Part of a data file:

------------------------

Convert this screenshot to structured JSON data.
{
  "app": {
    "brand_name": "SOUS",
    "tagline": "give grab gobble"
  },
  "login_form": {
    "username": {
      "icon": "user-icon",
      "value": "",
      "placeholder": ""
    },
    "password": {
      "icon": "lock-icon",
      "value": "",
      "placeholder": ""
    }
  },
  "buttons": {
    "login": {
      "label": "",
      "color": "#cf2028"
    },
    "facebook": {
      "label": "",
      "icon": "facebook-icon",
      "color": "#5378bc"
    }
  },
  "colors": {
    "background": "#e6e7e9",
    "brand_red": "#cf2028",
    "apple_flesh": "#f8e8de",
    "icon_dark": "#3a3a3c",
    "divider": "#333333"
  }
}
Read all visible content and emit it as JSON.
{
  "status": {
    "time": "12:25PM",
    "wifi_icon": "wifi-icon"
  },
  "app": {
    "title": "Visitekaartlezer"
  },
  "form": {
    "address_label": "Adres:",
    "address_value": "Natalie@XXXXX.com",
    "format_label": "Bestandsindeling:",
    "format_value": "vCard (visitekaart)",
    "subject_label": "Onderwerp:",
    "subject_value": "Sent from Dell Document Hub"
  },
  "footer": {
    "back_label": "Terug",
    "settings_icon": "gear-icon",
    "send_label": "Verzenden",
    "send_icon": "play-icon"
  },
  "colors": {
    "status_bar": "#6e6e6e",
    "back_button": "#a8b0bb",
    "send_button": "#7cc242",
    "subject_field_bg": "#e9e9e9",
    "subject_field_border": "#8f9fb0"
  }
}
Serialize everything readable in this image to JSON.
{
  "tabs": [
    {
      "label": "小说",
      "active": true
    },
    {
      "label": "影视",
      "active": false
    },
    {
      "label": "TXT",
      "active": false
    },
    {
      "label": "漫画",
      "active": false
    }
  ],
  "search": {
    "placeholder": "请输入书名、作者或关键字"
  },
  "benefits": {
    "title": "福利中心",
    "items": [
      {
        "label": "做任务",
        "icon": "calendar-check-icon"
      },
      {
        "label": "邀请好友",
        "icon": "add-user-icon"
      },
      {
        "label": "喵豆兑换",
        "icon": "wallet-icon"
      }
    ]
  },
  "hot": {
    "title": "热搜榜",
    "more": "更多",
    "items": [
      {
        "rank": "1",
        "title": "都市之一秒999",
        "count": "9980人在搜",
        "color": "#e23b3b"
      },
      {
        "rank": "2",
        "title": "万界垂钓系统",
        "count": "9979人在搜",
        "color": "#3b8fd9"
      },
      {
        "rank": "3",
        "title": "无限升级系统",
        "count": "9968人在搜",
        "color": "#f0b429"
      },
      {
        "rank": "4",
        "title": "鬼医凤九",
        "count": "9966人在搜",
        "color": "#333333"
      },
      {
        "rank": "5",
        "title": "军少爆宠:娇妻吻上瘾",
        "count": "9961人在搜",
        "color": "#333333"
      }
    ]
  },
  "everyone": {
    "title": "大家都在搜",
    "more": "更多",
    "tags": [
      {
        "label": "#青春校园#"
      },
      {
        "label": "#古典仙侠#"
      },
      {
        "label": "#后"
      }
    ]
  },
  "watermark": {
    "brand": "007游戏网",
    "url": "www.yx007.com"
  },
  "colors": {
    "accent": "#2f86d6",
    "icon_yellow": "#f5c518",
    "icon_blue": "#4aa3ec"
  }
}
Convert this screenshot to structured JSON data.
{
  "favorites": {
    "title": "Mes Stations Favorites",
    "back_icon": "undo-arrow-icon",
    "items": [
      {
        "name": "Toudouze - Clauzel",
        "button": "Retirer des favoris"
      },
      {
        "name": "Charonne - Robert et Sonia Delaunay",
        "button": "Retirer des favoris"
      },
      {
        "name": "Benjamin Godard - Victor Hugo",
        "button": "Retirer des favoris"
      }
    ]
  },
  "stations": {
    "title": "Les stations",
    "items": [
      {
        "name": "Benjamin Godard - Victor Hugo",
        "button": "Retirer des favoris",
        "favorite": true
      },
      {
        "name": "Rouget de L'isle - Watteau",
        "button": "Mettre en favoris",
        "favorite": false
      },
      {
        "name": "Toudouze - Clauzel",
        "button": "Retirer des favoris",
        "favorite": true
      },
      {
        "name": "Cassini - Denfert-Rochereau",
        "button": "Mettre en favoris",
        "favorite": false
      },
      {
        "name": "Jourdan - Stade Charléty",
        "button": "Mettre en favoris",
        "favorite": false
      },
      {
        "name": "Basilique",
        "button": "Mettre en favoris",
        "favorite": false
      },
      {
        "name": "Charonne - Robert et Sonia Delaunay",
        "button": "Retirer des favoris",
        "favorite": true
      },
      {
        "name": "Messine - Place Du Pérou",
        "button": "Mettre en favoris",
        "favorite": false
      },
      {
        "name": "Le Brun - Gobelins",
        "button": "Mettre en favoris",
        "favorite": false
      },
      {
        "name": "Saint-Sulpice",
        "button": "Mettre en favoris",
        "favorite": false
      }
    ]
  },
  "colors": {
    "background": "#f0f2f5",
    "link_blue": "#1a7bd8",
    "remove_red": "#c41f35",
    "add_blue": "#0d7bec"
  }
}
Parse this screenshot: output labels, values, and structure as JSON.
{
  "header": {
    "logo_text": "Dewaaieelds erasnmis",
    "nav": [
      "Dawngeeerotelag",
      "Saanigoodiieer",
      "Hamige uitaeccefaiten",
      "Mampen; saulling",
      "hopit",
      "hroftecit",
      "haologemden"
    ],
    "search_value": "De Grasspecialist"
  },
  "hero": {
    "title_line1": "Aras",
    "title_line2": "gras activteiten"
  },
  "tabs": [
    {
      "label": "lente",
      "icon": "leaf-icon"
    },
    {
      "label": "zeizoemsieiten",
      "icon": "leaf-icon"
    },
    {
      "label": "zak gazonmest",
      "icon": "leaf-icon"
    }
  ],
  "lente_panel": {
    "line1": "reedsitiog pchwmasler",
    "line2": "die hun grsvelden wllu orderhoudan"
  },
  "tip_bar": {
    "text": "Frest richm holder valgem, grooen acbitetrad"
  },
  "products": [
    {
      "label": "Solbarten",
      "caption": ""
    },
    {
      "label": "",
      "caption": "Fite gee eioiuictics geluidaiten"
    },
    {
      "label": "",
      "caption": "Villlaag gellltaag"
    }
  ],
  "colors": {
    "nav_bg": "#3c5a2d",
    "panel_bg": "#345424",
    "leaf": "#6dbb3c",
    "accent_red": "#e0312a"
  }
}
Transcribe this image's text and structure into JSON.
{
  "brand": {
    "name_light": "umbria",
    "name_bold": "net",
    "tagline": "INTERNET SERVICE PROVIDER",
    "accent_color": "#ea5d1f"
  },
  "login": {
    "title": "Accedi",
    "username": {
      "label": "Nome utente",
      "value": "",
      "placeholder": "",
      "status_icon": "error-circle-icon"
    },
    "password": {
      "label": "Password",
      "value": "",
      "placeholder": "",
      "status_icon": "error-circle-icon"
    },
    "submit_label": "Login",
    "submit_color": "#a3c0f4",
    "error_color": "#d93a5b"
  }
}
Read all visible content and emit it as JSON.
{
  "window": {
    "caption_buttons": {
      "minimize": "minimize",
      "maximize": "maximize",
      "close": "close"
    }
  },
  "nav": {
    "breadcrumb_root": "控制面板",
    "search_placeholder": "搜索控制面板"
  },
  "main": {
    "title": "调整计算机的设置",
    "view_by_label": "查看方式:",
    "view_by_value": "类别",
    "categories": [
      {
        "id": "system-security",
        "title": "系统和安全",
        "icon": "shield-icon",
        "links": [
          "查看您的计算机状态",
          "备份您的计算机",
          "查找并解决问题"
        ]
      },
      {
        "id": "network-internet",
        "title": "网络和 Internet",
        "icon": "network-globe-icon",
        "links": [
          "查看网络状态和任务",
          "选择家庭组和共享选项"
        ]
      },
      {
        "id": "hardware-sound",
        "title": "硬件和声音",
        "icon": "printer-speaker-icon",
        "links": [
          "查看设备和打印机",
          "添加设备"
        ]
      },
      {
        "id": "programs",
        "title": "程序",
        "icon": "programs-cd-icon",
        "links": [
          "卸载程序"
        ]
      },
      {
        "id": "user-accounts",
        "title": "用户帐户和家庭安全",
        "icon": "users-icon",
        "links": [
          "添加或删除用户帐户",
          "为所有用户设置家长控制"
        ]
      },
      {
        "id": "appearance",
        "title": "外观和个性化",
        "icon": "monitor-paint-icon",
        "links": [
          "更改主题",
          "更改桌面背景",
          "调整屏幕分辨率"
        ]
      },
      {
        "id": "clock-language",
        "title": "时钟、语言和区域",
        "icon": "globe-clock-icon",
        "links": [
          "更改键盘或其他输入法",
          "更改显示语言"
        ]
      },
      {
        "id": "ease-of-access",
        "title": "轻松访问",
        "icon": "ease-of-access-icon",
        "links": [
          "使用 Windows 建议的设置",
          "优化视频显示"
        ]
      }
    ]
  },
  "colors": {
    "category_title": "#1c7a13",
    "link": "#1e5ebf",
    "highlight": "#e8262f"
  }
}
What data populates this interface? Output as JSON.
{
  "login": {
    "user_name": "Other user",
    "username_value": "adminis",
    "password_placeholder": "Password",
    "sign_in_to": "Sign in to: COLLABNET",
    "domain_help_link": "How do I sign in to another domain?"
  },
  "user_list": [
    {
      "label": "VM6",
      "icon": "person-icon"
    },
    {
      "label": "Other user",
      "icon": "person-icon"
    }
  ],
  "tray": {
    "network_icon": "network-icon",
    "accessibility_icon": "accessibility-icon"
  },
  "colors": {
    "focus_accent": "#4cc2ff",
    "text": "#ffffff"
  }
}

------------------------

- [Problem description]
Output only the lines running from the line with "What data populates" through the final line of the data, inclusive.

- [Solution to the exercise]
What data populates this interface? Output as JSON.
{
  "login": {
    "user_name": "Other user",
    "username_value": "adminis",
    "password_placeholder": "Password",
    "sign_in_to": "Sign in to: COLLABNET",
    "domain_help_link": "How do I sign in to another domain?"
  },
  "user_list": [
    {
      "label": "VM6",
      "icon": "person-icon"
    },
    {
      "label": "Other user",
      "icon": "person-icon"
    }
  ],
  "tray": {
    "network_icon": "network-icon",
    "accessibility_icon": "accessibility-icon"
  },
  "colors": {
    "focus_accent": "#4cc2ff",
    "text": "#ffffff"
  }
}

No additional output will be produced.